• [Using the information]:
A: Print the part of the court opinion that starts at "Roberta A. Paluck" and ends at "of benefits.", copied word for word.
B: According to the court opinion, what position did the claimant hold on the day of the accident?
C: Name every judge the court opinion lists as present.

• [Selected text]:
-- Opening Marker --
COURT OF APPEALS OF VIRGINIA
Present: Judges Kelsey, McClanahan and Beales
Argued at Salem, Virginia
MICHAEL WARREN HALEY
OPINION BY
v. Record No. 2841-08-3 JUDGE RANDOLPH A. BEALES
AUGUST 18, 2009
SPRINGS GLOBAL U.S., INC. AND
ZURICH AMERICAN INSURANCE COMPANY
FROM THE VIRGINIA WORKERS’ COMPENSATION COMMISSION
Stephen G. Bass (Carter Craig, on brief), for appellant.
Roberta A. Paluck (Frankl Miller & Webb, on brief), for appellees.
Michael W. Haley (claimant) appeals from a decision of the Workers’ Compensation
Commission that denied his claim for benefits. He claims that the commission erred in finding
that his injury by accident did not arise out of his employment. Springs Global U.S., Inc.,
claimant’s employer, and its insurer, Zurich American Insurance Company, (collectively referred
to hereafter as “employer”) contend the commission did not err. After reviewing the record and
relevant legal precedent, we find the commission did not err and, therefore, we affirm its denial
of benefits.
Background
Claimant began working for employer at the beginning of October 2007 in its shipping
yard, which handled arriving and departing tractor trailers and the loading and unloading of the
trailers. On October 19, 2007, the day of the accident, claimant was a switcher operator, which
meant that he was “a truck driver actually, but just on the yard.” As part of his duties, claimant
drove a modified tractor trailer cab, called a “switcher,” which was a little smaller than a regular
cab and was entered from the back rather than through a side door. The work on October 19,
2007, was “[s]teady, very busy.” Claimant was “[c]onstant[ly] docking or pulling trailers from
the dock and letting drivers know to report to the shipping office to be loaded or unloaded.”
At one point, after informing another driver that he needed to sign some paperwork in the
office, claimant started to get into his switcher. He grabbed the left handrail beside the steps
going up into the back of the cab. Then, as claimant explained during his testimony before the
deputy commissioner, “I had my left hand on the rail. I had my left leg planted on the step.
During, I guess, the transfer of my weight, and I was raising the weight to my left leg, right foot
was off the ground, [the left leg] spasmed.”
-- Closing Marker --
• [Given data]:
-- Opening Marker --
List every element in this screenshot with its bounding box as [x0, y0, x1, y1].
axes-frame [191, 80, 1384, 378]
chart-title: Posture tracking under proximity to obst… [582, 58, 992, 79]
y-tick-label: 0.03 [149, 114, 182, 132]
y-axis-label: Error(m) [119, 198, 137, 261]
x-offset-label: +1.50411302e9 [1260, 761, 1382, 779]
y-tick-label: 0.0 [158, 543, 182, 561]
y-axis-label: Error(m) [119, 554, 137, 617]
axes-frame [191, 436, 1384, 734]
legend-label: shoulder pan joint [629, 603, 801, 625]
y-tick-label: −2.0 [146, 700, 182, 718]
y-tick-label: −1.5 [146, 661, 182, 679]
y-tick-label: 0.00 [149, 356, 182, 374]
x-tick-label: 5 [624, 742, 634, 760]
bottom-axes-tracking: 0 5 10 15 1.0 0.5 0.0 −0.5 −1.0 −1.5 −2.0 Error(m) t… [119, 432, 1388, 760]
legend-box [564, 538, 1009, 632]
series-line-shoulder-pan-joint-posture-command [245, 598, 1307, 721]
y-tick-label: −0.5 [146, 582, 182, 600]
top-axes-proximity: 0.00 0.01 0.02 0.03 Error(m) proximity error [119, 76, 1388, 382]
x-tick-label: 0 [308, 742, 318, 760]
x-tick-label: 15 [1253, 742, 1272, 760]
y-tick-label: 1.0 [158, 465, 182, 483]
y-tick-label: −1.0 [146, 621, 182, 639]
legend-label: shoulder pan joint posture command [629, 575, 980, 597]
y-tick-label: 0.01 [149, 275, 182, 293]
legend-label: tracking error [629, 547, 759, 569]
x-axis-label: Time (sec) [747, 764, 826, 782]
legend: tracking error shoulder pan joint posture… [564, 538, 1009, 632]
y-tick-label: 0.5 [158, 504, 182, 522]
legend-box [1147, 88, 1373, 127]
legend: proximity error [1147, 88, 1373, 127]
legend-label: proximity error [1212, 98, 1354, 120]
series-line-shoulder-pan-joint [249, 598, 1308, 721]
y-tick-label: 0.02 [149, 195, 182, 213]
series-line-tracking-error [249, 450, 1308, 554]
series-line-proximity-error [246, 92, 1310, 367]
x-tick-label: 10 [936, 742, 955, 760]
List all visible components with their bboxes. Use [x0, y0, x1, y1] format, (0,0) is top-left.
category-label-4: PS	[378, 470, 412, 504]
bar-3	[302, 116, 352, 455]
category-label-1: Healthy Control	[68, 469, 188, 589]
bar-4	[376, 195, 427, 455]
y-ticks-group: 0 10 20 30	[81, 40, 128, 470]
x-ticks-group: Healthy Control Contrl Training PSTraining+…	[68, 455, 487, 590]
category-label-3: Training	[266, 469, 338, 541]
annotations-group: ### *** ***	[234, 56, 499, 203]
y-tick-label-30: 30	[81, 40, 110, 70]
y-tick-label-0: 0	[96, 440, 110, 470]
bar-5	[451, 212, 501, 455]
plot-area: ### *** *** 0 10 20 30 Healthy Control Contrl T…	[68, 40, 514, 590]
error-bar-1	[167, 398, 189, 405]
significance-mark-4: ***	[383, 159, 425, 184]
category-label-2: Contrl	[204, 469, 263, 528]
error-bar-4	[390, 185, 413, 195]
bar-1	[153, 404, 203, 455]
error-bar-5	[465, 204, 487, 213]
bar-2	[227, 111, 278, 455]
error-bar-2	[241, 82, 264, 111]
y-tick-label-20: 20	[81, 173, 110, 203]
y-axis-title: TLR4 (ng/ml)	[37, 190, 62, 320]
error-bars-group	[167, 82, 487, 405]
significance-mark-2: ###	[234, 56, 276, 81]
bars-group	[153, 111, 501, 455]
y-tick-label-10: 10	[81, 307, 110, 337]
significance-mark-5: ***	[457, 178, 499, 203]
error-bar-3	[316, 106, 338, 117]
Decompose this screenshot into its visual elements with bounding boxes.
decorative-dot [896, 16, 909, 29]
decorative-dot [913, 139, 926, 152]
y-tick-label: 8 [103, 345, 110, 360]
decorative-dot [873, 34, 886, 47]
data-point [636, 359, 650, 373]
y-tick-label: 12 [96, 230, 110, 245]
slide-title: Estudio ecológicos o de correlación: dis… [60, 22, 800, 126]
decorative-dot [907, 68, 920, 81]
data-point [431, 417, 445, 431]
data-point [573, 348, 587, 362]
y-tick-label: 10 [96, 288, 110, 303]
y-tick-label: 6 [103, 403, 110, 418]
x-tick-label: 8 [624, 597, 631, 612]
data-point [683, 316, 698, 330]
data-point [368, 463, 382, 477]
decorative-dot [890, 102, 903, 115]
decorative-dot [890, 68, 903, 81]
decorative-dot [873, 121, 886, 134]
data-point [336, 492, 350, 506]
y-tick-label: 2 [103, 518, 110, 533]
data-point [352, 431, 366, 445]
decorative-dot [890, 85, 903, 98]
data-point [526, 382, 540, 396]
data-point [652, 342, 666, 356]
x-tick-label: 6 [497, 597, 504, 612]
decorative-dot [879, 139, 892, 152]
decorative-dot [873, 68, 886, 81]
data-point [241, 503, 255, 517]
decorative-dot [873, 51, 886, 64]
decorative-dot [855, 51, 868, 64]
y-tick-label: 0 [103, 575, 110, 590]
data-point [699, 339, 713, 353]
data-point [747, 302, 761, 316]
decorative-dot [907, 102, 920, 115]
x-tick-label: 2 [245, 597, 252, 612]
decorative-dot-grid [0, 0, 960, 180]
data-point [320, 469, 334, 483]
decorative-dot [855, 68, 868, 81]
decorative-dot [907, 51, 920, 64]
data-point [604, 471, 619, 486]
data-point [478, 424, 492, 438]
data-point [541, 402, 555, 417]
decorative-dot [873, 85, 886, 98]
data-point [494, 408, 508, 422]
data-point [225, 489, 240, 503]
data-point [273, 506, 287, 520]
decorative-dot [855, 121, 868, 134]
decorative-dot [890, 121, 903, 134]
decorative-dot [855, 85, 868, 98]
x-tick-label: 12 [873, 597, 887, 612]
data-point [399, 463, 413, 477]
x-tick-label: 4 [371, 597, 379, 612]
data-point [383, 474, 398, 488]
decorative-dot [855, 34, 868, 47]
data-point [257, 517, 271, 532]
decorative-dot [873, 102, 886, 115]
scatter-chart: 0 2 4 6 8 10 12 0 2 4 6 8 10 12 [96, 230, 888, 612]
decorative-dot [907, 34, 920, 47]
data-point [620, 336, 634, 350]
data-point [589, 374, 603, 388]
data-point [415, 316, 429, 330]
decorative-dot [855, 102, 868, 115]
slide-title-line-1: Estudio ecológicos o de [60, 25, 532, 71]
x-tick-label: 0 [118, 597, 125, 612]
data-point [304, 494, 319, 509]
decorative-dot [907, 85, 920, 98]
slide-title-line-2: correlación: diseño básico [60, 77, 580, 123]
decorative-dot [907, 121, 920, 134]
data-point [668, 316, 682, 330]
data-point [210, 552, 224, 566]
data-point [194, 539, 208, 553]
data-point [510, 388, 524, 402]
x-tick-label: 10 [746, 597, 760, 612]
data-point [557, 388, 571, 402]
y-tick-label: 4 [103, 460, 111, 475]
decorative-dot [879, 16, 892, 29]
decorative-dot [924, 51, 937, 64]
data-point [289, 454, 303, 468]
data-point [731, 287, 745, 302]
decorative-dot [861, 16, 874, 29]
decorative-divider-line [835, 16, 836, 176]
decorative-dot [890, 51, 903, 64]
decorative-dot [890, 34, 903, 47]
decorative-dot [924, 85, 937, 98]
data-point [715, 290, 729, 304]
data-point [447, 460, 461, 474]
-- Closing Marker --
• [Written answers]:
A:
Roberta A. Paluck (Frankl Miller & Webb, on brief), for appellees.
Michael W. Haley (claimant) appeals from a decision of the Workers’ Compensation
Commission that denied his claim for benefits. He claims that the commission erred in finding
that his injury by accident did not arise out of his employment. Springs Global U.S., Inc.,
claimant’s employer, and its insurer, Zurich American Insurance Company, (collectively referred
to hereafter as “employer”) contend the commission did not err. After reviewing the record and
relevant legal precedent, we find the commission did not err and, therefore, we affirm its denial
of benefits.

B: He was a switcher operator.

C:
Kelsey
McClanahan
Beales